## Work to do
Locate all lines with the word "screenshot". Copy them.

## Material provided
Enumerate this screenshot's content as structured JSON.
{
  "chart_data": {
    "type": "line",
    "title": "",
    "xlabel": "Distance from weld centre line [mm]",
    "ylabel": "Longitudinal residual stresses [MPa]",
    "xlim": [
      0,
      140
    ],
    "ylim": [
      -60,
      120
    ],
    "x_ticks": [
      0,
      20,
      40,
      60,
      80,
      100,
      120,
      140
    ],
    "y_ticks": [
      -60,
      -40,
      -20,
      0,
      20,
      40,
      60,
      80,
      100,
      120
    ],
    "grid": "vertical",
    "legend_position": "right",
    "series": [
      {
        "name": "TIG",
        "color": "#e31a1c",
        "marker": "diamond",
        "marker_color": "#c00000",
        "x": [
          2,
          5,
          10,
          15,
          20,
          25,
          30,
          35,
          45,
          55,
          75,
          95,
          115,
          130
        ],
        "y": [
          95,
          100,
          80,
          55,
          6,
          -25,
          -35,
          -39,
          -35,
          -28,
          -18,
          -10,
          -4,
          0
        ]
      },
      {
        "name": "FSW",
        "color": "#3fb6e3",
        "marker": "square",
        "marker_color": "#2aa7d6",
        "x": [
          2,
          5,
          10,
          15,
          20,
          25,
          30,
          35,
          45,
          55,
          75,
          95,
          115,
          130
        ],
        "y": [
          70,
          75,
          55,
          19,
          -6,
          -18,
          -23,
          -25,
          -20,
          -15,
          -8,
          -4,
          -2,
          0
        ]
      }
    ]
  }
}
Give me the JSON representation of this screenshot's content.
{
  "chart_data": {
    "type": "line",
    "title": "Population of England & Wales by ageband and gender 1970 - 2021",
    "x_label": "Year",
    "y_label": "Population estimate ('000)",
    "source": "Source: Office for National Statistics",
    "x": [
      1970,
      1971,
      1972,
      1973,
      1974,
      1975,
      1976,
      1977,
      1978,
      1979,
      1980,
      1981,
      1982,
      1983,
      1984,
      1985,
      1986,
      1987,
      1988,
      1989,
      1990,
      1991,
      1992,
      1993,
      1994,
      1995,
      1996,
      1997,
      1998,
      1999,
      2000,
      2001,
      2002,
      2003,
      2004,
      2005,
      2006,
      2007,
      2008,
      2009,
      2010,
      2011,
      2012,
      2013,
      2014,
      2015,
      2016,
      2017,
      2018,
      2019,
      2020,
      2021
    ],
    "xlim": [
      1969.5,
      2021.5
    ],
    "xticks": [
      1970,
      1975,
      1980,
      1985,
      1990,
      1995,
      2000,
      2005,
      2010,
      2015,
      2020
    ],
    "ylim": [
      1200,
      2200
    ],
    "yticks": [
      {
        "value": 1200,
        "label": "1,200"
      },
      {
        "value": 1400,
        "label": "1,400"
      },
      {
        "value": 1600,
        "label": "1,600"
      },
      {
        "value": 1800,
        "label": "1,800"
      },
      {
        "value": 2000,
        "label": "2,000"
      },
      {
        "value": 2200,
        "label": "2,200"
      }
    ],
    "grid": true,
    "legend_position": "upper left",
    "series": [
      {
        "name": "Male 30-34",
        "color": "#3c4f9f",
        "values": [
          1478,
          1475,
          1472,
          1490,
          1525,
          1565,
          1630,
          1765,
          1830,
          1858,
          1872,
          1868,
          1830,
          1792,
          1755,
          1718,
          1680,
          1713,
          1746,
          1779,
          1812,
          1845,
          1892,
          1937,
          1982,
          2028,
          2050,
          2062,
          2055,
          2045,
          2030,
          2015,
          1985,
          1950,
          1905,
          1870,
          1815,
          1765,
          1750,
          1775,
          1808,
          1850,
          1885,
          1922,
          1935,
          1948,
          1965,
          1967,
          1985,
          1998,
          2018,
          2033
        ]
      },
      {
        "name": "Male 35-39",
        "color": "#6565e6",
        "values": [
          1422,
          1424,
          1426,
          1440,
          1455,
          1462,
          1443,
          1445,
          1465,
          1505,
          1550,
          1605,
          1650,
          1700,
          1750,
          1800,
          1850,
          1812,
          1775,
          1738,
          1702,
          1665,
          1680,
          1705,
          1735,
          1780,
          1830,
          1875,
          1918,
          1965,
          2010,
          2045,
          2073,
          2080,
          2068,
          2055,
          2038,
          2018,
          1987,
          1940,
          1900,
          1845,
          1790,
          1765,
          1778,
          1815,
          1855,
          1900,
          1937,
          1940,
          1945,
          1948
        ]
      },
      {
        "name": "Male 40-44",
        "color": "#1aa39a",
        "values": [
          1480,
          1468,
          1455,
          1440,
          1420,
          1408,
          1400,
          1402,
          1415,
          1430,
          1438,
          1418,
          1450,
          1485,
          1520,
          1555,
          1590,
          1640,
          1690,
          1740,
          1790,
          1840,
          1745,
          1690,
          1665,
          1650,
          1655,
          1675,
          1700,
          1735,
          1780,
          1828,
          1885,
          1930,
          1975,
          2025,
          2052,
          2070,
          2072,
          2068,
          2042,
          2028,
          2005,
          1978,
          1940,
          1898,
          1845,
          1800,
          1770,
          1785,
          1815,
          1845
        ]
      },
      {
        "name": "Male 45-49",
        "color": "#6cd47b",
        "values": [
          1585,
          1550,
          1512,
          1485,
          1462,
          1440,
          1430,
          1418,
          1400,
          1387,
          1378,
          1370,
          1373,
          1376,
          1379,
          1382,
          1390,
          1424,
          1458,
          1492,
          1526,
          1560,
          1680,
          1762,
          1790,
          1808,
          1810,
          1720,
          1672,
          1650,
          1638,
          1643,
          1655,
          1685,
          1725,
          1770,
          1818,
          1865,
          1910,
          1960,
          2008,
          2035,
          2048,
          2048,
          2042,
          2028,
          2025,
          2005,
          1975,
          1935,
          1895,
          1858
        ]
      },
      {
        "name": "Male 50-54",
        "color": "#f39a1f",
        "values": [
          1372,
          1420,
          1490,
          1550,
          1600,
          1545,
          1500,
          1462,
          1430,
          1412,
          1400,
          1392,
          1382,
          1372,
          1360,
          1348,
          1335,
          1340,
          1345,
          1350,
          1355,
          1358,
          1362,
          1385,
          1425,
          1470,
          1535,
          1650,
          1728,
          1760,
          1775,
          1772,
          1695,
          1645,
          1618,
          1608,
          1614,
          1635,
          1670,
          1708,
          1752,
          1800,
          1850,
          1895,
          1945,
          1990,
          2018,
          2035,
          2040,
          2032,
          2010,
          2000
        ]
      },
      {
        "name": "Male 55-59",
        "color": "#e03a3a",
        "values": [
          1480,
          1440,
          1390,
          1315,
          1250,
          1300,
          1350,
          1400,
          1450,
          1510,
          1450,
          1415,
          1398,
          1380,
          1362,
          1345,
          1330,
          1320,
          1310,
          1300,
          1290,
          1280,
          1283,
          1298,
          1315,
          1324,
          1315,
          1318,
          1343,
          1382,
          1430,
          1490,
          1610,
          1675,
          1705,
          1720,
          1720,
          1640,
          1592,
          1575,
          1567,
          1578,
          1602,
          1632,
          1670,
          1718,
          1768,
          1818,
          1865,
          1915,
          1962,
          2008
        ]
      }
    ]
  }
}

## Solution below
Enumerate this screenshot's content as structured JSON.
Give me the JSON representation of this screenshot's content.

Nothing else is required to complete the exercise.